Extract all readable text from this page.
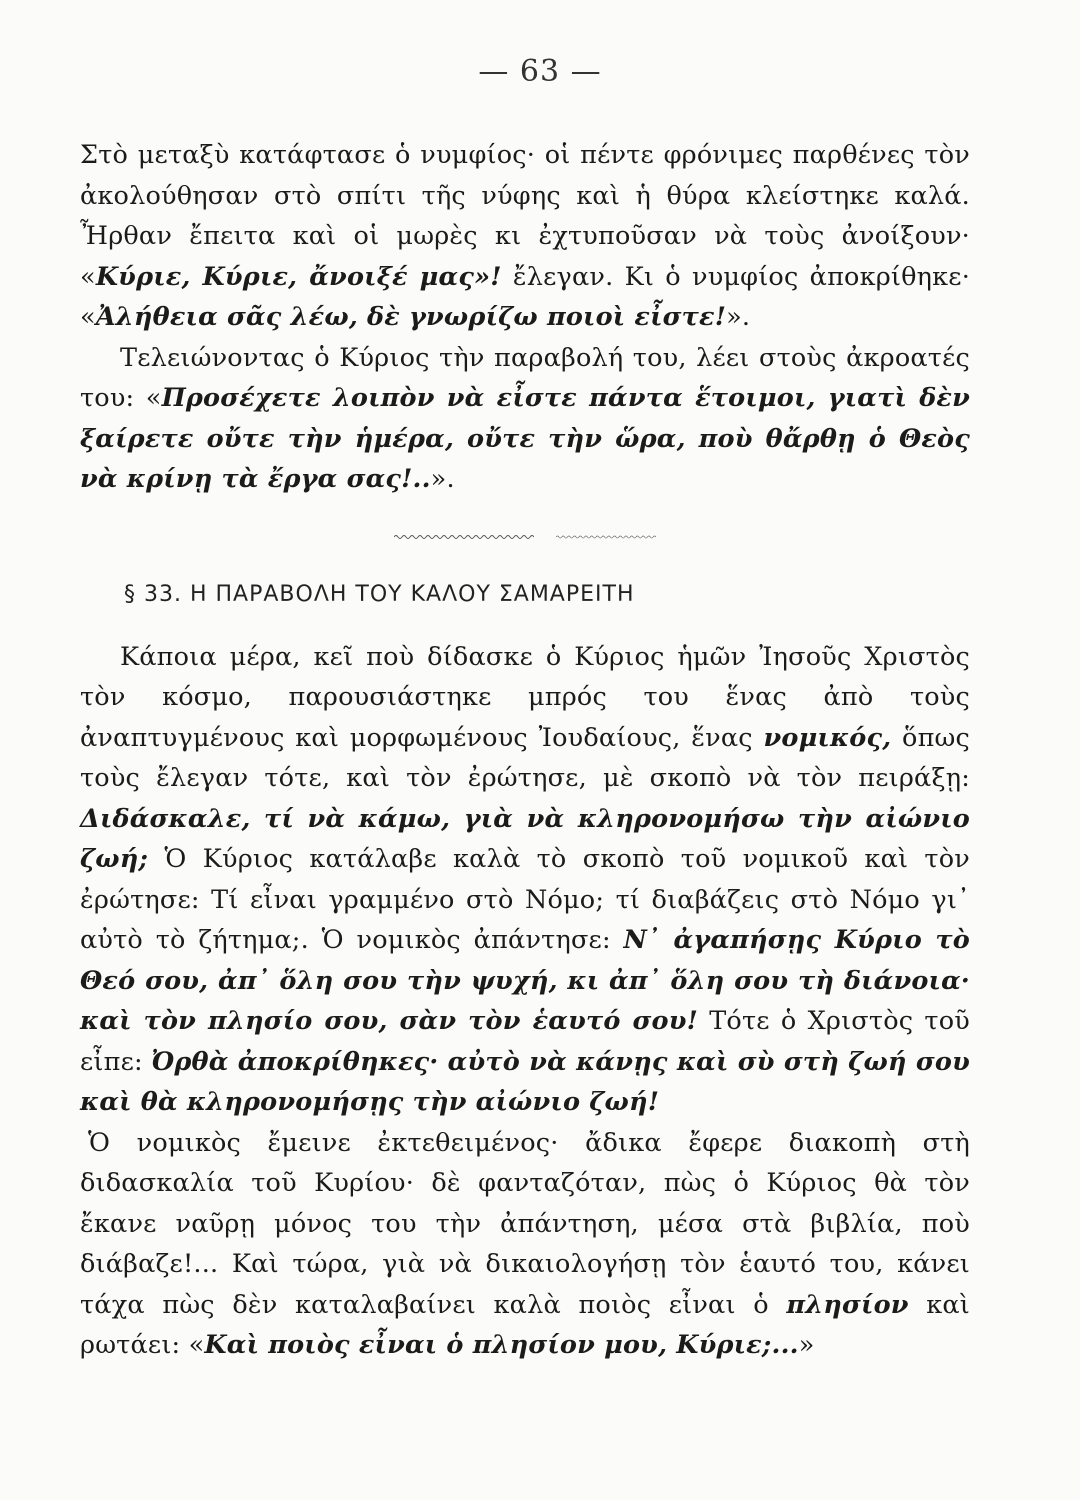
— 63 —

Στὸ μεταξὺ κατάφτασε ὁ νυμφίος· οἱ πέντε φρόνιμες παρθένες τὸν ἀκολούθησαν στὸ σπίτι τῆς νύφης καὶ ἡ θύρα κλείστηκε καλά. Ἦρθαν ἔπειτα καὶ οἱ μωρὲς κι ἐχτυποῦσαν νὰ τοὺς ἀνοίξουν· «Κύριε, Κύριε, ἄνοιξέ μας»! ἔλεγαν. Κι ὁ νυμφίος ἀποκρίθηκε· «Ἀλήθεια σᾶς λέω, δὲ γνωρίζω ποιοὶ εἶστε!».

Τελειώνοντας ὁ Κύριος τὴν παραβολή του, λέει στοὺς ἀκροατές του: «Προσέχετε λοιπὸν νὰ εἶστε πάντα ἕτοιμοι, γιατὶ δὲν ξαίρετε οὔτε τὴν ἡμέρα, οὔτε τὴν ὥρα, ποὺ θἄρθῃ ὁ Θεὸς νὰ κρίνῃ τὰ ἔργα σας!..».

§ 33. Η ΠΑΡΑΒΟΛΗ ΤΟΥ ΚΑΛΟΥ ΣΑΜΑΡΕΙΤΗ

Κάποια μέρα, κεῖ ποὺ δίδασκε ὁ Κύριος ἡμῶν Ἰησοῦς Χριστὸς τὸν κόσμο, παρουσιάστηκε μπρός του ἕνας ἀπὸ τοὺς ἀναπτυγμένους καὶ μορφωμένους Ἰουδαίους, ἕνας νομικός, ὅπως τοὺς ἔλεγαν τότε, καὶ τὸν ἐρώτησε, μὲ σκοπὸ νὰ τὸν πειράξῃ: Διδάσκαλε, τί νὰ κάμω, γιὰ νὰ κληρονομήσω τὴν αἰώνιο ζωή; Ὁ Κύριος κατάλαβε καλὰ τὸ σκοπὸ τοῦ νομικοῦ καὶ τὸν ἐρώτησε: Τί εἶναι γραμμένο στὸ Νόμο; τί διαβάζεις στὸ Νόμο γι᾽ αὐτὸ τὸ ζήτημα;. Ὁ νομικὸς ἀπάντησε: Ν᾽ ἀγαπήσῃς Κύριο τὸ Θεό σου, ἀπ᾽ ὅλη σου τὴν ψυχή, κι ἀπ᾽ ὅλη σου τὴ διάνοια· καὶ τὸν πλησίο σου, σὰν τὸν ἑαυτό σου! Τότε ὁ Χριστὸς τοῦ εἶπε: Ὀρθὰ ἀποκρίθηκες· αὐτὸ νὰ κάνῃς καὶ σὺ στὴ ζωή σου καὶ θὰ κληρονομήσῃς τὴν αἰώνιο ζωή!

Ὁ νομικὸς ἔμεινε ἐκτεθειμένος· ἄδικα ἔφερε διακοπὴ στὴ διδασκαλία τοῦ Κυρίου· δὲ φανταζόταν, πὼς ὁ Κύριος θὰ τὸν ἔκανε ναῦρῃ μόνος του τὴν ἀπάντηση, μέσα στὰ βιβλία, ποὺ διάβαζε!... Καὶ τώρα, γιὰ νὰ δικαιολογήσῃ τὸν ἑαυτό του, κάνει τάχα πὼς δὲν καταλαβαίνει καλὰ ποιὸς εἶναι ὁ πλησίον καὶ ρωτάει: «Καὶ ποιὸς εἶναι ὁ πλησίον μου, Κύριε;...»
□ □ □
Exclude the pictures and repeat every other part of the records word for word.

Extract all readable text from this page.
— 63 —

Στὸ μεταξὺ κατάφτασε ὁ νυμφίος· οἱ πέντε φρόνιμες παρθένες τὸν ἀκολούθησαν στὸ σπίτι τῆς νύφης καὶ ἡ θύρα κλείστηκε καλά. Ἦρθαν ἔπειτα καὶ οἱ μωρὲς κι ἐχτυποῦσαν νὰ τοὺς ἀνοίξουν· «Κύριε, Κύριε, ἄνοιξέ μας»! ἔλεγαν. Κι ὁ νυμφίος ἀποκρίθηκε· «Ἀλήθεια σᾶς λέω, δὲ γνωρίζω ποιοὶ εἶστε!».

Τελειώνοντας ὁ Κύριος τὴν παραβολή του, λέει στοὺς ἀκροατές του: «Προσέχετε λοιπὸν νὰ εἶστε πάντα ἕτοιμοι, γιατὶ δὲν ξαίρετε οὔτε τὴν ἡμέρα, οὔτε τὴν ὥρα, ποὺ θἄρθῃ ὁ Θεὸς νὰ κρίνῃ τὰ ἔργα σας!..».

§ 33. Η ΠΑΡΑΒΟΛΗ ΤΟΥ ΚΑΛΟΥ ΣΑΜΑΡΕΙΤΗ

Κάποια μέρα, κεῖ ποὺ δίδασκε ὁ Κύριος ἡμῶν Ἰησοῦς Χριστὸς τὸν κόσμο, παρουσιάστηκε μπρός του ἕνας ἀπὸ τοὺς ἀναπτυγμένους καὶ μορφωμένους Ἰουδαίους, ἕνας νομικός, ὅπως τοὺς ἔλεγαν τότε, καὶ τὸν ἐρώτησε, μὲ σκοπὸ νὰ τὸν πειράξῃ: Διδάσκαλε, τί νὰ κάμω, γιὰ νὰ κληρονομήσω τὴν αἰώνιο ζωή; Ὁ Κύριος κατάλαβε καλὰ τὸ σκοπὸ τοῦ νομικοῦ καὶ τὸν ἐρώτησε: Τί εἶναι γραμμένο στὸ Νόμο; τί διαβάζεις στὸ Νόμο γι᾽ αὐτὸ τὸ ζήτημα;. Ὁ νομικὸς ἀπάντησε: Ν᾽ ἀγαπήσῃς Κύριο τὸ Θεό σου, ἀπ᾽ ὅλη σου τὴν ψυχή, κι ἀπ᾽ ὅλη σου τὴ διάνοια· καὶ τὸν πλησίο σου, σὰν τὸν ἑαυτό σου! Τότε ὁ Χριστὸς τοῦ εἶπε: Ὀρθὰ ἀποκρίθηκες· αὐτὸ νὰ κάνῃς καὶ σὺ στὴ ζωή σου καὶ θὰ κληρονομήσῃς τὴν αἰώνιο ζωή!

Ὁ νομικὸς ἔμεινε ἐκτεθειμένος· ἄδικα ἔφερε διακοπὴ στὴ διδασκαλία τοῦ Κυρίου· δὲ φανταζόταν, πὼς ὁ Κύριος θὰ τὸν ἔκανε ναῦρῃ μόνος του τὴν ἀπάντηση, μέσα στὰ βιβλία, ποὺ διάβαζε!... Καὶ τώρα, γιὰ νὰ δικαιολογήσῃ τὸν ἑαυτό του, κάνει τάχα πὼς δὲν καταλαβαίνει καλὰ ποιὸς εἶναι ὁ πλησίον καὶ ρωτάει: «Καὶ ποιὸς εἶναι ὁ πλησίον μου, Κύριε;...»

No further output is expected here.